:: What needs to be done ::
Only the number is requested. Tally the lines of the data that hold the string "Adults".

[Document content entries]
____

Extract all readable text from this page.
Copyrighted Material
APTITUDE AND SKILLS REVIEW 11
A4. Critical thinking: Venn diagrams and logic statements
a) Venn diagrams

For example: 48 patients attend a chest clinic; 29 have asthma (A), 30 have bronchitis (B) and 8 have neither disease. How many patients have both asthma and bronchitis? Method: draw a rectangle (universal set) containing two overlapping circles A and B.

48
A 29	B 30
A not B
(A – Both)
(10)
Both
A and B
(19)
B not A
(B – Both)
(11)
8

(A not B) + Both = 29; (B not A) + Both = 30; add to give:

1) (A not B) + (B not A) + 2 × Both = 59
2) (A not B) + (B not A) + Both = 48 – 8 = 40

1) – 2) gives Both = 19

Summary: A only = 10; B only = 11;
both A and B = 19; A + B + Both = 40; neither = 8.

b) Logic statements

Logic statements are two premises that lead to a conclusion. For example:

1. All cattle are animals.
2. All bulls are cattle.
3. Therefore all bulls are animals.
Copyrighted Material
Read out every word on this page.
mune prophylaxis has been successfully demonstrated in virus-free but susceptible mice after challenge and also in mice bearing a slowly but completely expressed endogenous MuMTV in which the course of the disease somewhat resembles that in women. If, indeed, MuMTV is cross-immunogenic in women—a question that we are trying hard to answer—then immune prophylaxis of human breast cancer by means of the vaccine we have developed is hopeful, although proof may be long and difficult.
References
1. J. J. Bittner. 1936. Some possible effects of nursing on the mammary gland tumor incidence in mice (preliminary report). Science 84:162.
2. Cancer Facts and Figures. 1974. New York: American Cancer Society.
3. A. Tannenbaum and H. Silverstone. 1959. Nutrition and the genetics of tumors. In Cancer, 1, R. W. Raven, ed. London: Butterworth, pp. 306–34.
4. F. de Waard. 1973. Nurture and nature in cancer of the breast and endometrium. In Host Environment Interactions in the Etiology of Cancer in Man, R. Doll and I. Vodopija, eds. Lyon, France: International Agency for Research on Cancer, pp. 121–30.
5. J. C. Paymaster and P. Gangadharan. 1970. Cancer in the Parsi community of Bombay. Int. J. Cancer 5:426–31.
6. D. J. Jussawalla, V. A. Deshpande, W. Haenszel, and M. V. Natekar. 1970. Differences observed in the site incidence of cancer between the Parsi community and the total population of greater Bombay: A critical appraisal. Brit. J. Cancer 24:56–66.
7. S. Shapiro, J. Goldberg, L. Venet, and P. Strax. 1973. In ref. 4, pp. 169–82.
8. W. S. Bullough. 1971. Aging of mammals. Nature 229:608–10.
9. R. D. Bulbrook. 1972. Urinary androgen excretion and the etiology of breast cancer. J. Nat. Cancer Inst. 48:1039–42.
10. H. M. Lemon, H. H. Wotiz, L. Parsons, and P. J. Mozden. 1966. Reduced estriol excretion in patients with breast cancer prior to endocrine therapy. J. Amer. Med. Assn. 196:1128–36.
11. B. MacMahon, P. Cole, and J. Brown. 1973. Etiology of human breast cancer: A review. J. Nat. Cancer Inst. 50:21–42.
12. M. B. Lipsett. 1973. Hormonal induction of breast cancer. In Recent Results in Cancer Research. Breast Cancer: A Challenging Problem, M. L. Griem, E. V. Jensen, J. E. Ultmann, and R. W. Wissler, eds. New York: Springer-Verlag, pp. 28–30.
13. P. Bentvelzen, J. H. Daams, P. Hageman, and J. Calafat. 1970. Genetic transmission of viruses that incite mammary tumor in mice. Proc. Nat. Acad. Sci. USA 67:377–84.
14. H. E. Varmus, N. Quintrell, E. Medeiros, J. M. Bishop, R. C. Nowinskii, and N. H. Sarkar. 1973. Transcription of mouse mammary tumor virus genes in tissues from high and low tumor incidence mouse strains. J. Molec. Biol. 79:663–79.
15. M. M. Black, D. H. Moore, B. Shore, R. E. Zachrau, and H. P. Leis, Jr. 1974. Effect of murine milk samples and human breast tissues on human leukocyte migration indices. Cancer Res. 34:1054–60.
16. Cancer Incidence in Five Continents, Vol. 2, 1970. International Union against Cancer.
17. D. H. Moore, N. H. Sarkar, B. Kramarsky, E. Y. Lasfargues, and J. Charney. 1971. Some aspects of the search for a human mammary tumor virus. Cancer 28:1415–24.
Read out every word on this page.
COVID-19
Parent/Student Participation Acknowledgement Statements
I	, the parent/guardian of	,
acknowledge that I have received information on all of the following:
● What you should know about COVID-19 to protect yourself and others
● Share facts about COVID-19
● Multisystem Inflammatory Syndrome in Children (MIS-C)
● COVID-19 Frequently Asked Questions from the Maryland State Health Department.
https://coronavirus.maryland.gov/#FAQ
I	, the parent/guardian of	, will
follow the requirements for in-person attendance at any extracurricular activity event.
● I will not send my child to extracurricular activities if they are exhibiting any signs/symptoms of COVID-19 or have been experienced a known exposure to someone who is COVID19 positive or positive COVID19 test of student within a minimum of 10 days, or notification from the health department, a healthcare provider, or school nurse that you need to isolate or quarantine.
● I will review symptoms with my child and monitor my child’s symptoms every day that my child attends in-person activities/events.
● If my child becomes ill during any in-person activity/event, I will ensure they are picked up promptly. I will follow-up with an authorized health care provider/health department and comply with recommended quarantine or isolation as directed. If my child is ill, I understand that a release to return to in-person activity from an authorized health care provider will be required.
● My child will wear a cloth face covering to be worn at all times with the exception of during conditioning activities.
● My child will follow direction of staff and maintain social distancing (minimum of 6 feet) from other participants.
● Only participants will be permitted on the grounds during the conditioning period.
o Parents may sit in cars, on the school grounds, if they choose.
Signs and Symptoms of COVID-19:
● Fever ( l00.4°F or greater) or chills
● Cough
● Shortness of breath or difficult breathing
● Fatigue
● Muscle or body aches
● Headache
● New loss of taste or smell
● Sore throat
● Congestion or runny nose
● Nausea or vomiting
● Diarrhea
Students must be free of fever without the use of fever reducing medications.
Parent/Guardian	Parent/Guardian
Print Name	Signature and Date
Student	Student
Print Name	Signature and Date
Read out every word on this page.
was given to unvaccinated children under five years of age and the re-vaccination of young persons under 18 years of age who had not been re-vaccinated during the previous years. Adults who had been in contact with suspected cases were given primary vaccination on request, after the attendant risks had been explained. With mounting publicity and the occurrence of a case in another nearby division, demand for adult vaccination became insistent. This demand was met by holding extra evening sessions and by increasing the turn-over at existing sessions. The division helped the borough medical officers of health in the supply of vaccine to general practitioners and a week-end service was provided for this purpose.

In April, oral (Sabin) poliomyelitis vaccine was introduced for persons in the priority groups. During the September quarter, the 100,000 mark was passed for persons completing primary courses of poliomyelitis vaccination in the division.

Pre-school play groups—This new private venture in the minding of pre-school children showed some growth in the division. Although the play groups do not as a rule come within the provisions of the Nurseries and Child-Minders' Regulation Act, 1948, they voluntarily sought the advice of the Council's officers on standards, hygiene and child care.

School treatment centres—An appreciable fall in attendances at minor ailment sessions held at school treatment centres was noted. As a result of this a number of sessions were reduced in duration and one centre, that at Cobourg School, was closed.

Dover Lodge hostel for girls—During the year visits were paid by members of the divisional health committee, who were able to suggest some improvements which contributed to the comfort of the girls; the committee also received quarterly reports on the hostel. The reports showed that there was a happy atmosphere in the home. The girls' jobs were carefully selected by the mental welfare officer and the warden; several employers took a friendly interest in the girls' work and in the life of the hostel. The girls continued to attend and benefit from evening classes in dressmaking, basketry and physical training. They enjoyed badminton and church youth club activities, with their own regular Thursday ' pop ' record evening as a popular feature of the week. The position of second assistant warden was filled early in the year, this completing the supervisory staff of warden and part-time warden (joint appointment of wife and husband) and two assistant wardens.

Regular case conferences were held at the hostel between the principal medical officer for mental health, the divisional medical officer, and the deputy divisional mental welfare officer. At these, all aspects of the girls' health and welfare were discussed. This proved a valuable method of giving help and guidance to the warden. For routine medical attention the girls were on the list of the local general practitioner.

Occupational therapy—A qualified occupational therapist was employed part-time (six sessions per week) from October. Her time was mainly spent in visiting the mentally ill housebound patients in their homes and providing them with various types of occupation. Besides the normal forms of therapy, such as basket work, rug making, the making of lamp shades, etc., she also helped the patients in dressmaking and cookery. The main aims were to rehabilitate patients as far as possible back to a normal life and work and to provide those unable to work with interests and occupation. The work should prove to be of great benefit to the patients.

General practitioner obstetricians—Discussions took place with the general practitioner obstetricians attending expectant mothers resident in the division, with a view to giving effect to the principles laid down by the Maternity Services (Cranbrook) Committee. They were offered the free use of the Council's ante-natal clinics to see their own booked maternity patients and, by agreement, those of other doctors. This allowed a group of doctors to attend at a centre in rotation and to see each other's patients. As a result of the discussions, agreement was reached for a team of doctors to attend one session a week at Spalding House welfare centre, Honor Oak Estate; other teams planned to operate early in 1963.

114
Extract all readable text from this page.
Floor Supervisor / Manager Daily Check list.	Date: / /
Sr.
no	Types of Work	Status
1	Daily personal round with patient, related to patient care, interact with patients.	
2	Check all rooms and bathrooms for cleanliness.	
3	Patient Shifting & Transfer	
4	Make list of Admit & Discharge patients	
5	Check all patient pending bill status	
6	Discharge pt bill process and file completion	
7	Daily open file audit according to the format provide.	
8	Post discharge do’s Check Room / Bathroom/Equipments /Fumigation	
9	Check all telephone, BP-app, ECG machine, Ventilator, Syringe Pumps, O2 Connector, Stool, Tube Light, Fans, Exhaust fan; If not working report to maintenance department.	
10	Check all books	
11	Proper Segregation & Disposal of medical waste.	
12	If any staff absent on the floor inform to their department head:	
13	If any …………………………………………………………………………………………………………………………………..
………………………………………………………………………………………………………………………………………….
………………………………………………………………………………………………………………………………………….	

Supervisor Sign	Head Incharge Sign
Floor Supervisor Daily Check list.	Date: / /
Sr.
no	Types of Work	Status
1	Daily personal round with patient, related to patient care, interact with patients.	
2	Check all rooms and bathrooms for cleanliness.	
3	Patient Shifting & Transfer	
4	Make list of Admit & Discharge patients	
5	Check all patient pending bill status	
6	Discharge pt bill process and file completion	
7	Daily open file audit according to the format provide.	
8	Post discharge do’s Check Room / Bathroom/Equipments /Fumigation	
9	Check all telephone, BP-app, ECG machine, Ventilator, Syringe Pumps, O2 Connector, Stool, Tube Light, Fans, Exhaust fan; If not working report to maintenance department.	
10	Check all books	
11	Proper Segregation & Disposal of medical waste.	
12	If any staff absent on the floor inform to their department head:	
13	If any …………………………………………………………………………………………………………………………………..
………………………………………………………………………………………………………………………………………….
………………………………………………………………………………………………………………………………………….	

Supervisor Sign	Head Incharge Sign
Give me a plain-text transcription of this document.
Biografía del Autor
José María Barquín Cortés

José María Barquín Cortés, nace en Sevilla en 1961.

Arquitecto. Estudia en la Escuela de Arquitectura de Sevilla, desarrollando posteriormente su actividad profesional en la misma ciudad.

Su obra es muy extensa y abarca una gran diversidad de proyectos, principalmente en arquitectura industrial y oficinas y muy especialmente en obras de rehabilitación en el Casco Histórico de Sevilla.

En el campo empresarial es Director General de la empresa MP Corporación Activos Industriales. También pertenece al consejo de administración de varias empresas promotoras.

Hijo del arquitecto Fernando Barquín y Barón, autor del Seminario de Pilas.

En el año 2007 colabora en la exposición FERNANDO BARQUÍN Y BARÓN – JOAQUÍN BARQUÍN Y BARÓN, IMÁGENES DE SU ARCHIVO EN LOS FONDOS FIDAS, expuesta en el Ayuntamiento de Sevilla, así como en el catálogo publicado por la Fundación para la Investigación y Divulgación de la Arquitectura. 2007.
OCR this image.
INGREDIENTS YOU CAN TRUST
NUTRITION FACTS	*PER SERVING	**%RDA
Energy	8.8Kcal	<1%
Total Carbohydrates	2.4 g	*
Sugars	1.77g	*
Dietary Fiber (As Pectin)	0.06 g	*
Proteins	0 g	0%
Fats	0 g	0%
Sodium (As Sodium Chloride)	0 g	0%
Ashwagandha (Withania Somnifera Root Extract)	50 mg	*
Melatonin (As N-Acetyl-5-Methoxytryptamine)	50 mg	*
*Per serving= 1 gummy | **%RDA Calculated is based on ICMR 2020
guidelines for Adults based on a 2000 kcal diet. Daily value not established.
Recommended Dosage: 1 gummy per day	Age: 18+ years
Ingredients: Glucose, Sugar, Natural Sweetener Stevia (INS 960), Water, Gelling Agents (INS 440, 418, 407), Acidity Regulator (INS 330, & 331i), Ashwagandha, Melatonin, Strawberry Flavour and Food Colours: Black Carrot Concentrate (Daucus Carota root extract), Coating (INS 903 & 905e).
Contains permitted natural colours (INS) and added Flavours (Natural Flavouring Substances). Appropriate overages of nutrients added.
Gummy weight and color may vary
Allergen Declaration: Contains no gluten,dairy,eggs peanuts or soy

____

:: Result ::
2